* **AIM OF THE EXERCISE**
Quote every one of the lines below verbatim, keeping each character and line break unchanged.
========================================================================
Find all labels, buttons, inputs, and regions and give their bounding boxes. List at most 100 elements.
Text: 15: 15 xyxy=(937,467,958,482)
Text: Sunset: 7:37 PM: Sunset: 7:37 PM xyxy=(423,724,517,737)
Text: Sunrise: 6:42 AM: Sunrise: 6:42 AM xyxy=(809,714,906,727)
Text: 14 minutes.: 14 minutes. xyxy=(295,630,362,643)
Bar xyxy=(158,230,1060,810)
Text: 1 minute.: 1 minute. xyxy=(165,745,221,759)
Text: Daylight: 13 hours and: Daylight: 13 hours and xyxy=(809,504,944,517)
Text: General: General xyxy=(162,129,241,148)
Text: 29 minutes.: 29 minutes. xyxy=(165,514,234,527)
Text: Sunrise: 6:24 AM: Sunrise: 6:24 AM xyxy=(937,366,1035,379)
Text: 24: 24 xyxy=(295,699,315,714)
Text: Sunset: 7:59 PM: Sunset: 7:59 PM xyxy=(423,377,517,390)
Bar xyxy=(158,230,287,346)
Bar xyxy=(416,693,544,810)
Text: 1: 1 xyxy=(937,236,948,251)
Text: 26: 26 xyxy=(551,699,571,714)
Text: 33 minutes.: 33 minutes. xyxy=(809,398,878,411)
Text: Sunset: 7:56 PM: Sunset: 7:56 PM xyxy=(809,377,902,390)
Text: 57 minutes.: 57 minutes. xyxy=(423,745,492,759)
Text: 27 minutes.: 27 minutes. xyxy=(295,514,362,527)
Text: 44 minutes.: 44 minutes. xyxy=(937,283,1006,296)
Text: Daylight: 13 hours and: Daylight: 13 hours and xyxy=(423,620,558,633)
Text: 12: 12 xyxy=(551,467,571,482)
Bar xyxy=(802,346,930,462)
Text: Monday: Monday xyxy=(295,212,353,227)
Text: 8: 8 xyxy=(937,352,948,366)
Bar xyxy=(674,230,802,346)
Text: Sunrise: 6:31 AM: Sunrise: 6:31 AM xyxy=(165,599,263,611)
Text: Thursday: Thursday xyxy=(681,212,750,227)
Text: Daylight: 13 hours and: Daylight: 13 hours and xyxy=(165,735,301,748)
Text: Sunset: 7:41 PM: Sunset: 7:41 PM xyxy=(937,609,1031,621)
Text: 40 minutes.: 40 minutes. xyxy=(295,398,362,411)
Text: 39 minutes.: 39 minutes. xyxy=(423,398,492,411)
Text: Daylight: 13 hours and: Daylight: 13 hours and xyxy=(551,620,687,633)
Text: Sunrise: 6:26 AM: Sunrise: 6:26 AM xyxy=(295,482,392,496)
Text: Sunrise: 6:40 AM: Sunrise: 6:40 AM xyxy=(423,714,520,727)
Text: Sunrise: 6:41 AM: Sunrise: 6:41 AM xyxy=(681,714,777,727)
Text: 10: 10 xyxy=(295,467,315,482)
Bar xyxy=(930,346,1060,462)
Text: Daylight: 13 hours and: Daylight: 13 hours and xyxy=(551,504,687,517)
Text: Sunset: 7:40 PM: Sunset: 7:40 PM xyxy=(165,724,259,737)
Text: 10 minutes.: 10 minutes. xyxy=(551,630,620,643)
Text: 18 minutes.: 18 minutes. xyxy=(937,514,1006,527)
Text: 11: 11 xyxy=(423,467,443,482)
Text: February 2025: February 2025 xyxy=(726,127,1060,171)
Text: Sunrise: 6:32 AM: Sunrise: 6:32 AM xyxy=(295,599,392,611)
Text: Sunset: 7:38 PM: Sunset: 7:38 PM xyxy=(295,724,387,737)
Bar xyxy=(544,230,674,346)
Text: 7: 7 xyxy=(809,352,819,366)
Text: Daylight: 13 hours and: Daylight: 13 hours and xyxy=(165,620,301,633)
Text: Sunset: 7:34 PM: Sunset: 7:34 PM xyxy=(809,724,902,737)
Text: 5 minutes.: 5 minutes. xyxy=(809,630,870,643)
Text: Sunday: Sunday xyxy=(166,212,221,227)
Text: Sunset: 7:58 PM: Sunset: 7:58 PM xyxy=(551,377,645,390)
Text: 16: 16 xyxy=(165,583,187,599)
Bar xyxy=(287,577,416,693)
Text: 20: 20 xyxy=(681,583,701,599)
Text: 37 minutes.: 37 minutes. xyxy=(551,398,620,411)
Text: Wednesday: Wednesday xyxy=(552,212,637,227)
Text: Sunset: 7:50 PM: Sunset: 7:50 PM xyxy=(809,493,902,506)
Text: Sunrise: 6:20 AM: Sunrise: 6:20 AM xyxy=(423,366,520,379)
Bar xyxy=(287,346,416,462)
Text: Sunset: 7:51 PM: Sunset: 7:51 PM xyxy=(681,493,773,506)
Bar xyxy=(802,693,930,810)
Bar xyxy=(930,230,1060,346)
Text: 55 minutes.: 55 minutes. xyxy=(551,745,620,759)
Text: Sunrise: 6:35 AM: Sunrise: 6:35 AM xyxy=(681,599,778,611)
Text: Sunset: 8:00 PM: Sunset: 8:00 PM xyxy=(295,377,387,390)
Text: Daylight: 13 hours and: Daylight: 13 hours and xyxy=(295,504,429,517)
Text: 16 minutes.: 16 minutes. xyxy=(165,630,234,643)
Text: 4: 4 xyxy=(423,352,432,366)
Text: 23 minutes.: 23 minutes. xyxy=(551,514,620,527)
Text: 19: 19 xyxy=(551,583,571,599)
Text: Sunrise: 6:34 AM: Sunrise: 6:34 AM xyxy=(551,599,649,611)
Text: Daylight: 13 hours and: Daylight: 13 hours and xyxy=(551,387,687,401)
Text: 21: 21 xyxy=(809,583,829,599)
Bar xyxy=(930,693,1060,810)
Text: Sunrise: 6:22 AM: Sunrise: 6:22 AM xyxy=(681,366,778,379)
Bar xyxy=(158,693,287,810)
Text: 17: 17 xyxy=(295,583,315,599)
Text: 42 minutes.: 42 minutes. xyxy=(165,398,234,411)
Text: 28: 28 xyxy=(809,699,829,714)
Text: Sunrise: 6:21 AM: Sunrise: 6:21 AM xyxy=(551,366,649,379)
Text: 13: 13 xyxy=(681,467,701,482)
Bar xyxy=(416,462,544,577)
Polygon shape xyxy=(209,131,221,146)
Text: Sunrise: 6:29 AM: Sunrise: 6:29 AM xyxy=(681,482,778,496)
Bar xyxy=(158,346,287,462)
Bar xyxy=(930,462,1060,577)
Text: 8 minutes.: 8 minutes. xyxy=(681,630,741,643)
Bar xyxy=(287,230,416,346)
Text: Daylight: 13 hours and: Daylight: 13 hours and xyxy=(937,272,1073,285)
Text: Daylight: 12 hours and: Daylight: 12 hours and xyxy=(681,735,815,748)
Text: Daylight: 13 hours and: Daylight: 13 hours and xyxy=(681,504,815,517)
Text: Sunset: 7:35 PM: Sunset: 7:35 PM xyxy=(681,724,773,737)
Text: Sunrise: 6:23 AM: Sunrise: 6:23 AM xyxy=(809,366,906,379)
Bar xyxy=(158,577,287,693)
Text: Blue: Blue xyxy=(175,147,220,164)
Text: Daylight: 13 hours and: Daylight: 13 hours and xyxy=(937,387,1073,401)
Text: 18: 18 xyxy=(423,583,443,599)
========================================================================
* **EXERCISE ANSWER**
Find all labels, buttons, inputs, and regions and give their bounding boxes. List at most 100 elements.
Text: 15: 15 xyxy=(937,467,958,482)
Text: Sunset: 7:37 PM: Sunset: 7:37 PM xyxy=(423,724,517,737)
Text: Sunrise: 6:42 AM: Sunrise: 6:42 AM xyxy=(809,714,906,727)
Text: 14 minutes.: 14 minutes. xyxy=(295,630,362,643)
Bar xyxy=(158,230,1060,810)
Text: 1 minute.: 1 minute. xyxy=(165,745,221,759)
Text: Daylight: 13 hours and: Daylight: 13 hours and xyxy=(809,504,944,517)
Text: General: General xyxy=(162,129,241,148)
Text: 29 minutes.: 29 minutes. xyxy=(165,514,234,527)
Text: Sunrise: 6:24 AM: Sunrise: 6:24 AM xyxy=(937,366,1035,379)
Text: 24: 24 xyxy=(295,699,315,714)
Text: Sunset: 7:59 PM: Sunset: 7:59 PM xyxy=(423,377,517,390)
Bar xyxy=(158,230,287,346)
Bar xyxy=(416,693,544,810)
Text: 1: 1 xyxy=(937,236,948,251)
Text: 26: 26 xyxy=(551,699,571,714)
Text: 33 minutes.: 33 minutes. xyxy=(809,398,878,411)
Text: Sunset: 7:56 PM: Sunset: 7:56 PM xyxy=(809,377,902,390)
Text: 57 minutes.: 57 minutes. xyxy=(423,745,492,759)
Text: 27 minutes.: 27 minutes. xyxy=(295,514,362,527)
Text: 44 minutes.: 44 minutes. xyxy=(937,283,1006,296)
Text: Daylight: 13 hours and: Daylight: 13 hours and xyxy=(423,620,558,633)
Text: 12: 12 xyxy=(551,467,571,482)
Bar xyxy=(802,346,930,462)
Text: Monday: Monday xyxy=(295,212,353,227)
Text: 8: 8 xyxy=(937,352,948,366)
Bar xyxy=(674,230,802,346)
Text: Sunrise: 6:31 AM: Sunrise: 6:31 AM xyxy=(165,599,263,611)
Text: Thursday: Thursday xyxy=(681,212,750,227)
Text: Daylight: 13 hours and: Daylight: 13 hours and xyxy=(165,735,301,748)
Text: Sunset: 7:41 PM: Sunset: 7:41 PM xyxy=(937,609,1031,621)
Text: 40 minutes.: 40 minutes. xyxy=(295,398,362,411)
Text: 39 minutes.: 39 minutes. xyxy=(423,398,492,411)
Text: Daylight: 13 hours and: Daylight: 13 hours and xyxy=(551,620,687,633)
Text: Sunrise: 6:26 AM: Sunrise: 6:26 AM xyxy=(295,482,392,496)
Text: Sunrise: 6:40 AM: Sunrise: 6:40 AM xyxy=(423,714,520,727)
Text: Sunrise: 6:41 AM: Sunrise: 6:41 AM xyxy=(681,714,777,727)
Text: 10: 10 xyxy=(295,467,315,482)
Bar xyxy=(930,346,1060,462)
Text: Daylight: 13 hours and: Daylight: 13 hours and xyxy=(551,504,687,517)
Text: Sunset: 7:40 PM: Sunset: 7:40 PM xyxy=(165,724,259,737)
Text: 10 minutes.: 10 minutes. xyxy=(551,630,620,643)
Text: 18 minutes.: 18 minutes. xyxy=(937,514,1006,527)
Text: 11: 11 xyxy=(423,467,443,482)
Text: February 2025: February 2025 xyxy=(726,127,1060,171)
Text: Sunrise: 6:32 AM: Sunrise: 6:32 AM xyxy=(295,599,392,611)
Text: Sunset: 7:38 PM: Sunset: 7:38 PM xyxy=(295,724,387,737)
Bar xyxy=(544,230,674,346)
Text: 7: 7 xyxy=(809,352,819,366)
Text: Daylight: 13 hours and: Daylight: 13 hours and xyxy=(165,620,301,633)
Text: Sunset: 7:34 PM: Sunset: 7:34 PM xyxy=(809,724,902,737)
Text: 5 minutes.: 5 minutes. xyxy=(809,630,870,643)
Text: Sunday: Sunday xyxy=(166,212,221,227)
Text: Sunset: 7:58 PM: Sunset: 7:58 PM xyxy=(551,377,645,390)
Text: 16: 16 xyxy=(165,583,187,599)
Bar xyxy=(287,577,416,693)
Text: 20: 20 xyxy=(681,583,701,599)
Text: 37 minutes.: 37 minutes. xyxy=(551,398,620,411)
Text: Wednesday: Wednesday xyxy=(552,212,637,227)
Text: Sunset: 7:50 PM: Sunset: 7:50 PM xyxy=(809,493,902,506)
Text: Sunrise: 6:20 AM: Sunrise: 6:20 AM xyxy=(423,366,520,379)
Bar xyxy=(287,346,416,462)
Text: Sunset: 7:51 PM: Sunset: 7:51 PM xyxy=(681,493,773,506)
Bar xyxy=(802,693,930,810)
Bar xyxy=(930,230,1060,346)
Text: 55 minutes.: 55 minutes. xyxy=(551,745,620,759)
Text: Sunrise: 6:35 AM: Sunrise: 6:35 AM xyxy=(681,599,778,611)
Text: Sunset: 8:00 PM: Sunset: 8:00 PM xyxy=(295,377,387,390)
Text: Daylight: 13 hours and: Daylight: 13 hours and xyxy=(295,504,429,517)
Text: 16 minutes.: 16 minutes. xyxy=(165,630,234,643)
Text: 4: 4 xyxy=(423,352,432,366)
Text: 23 minutes.: 23 minutes. xyxy=(551,514,620,527)
Text: 19: 19 xyxy=(551,583,571,599)
Text: Sunrise: 6:34 AM: Sunrise: 6:34 AM xyxy=(551,599,649,611)
Text: Daylight: 13 hours and: Daylight: 13 hours and xyxy=(551,387,687,401)
Text: 21: 21 xyxy=(809,583,829,599)
Bar xyxy=(930,693,1060,810)
Text: Sunrise: 6:22 AM: Sunrise: 6:22 AM xyxy=(681,366,778,379)
Bar xyxy=(158,693,287,810)
Text: 17: 17 xyxy=(295,583,315,599)
Text: 42 minutes.: 42 minutes. xyxy=(165,398,234,411)
Text: 28: 28 xyxy=(809,699,829,714)
Text: Sunrise: 6:21 AM: Sunrise: 6:21 AM xyxy=(551,366,649,379)
Text: 13: 13 xyxy=(681,467,701,482)
Bar xyxy=(416,462,544,577)
Polygon shape xyxy=(209,131,221,146)
Text: Sunrise: 6:29 AM: Sunrise: 6:29 AM xyxy=(681,482,778,496)
Bar xyxy=(158,346,287,462)
Bar xyxy=(930,462,1060,577)
Text: 8 minutes.: 8 minutes. xyxy=(681,630,741,643)
Bar xyxy=(287,230,416,346)
Text: Daylight: 13 hours and: Daylight: 13 hours and xyxy=(937,272,1073,285)
Text: Daylight: 12 hours and: Daylight: 12 hours and xyxy=(681,735,815,748)
Text: Daylight: 13 hours and: Daylight: 13 hours and xyxy=(681,504,815,517)
Text: Sunset: 7:35 PM: Sunset: 7:35 PM xyxy=(681,724,773,737)
Text: Sunrise: 6:23 AM: Sunrise: 6:23 AM xyxy=(809,366,906,379)
Bar xyxy=(158,577,287,693)
Text: Blue: Blue xyxy=(175,147,220,164)
Text: Daylight: 13 hours and: Daylight: 13 hours and xyxy=(937,387,1073,401)
Text: 18: 18 xyxy=(423,583,443,599)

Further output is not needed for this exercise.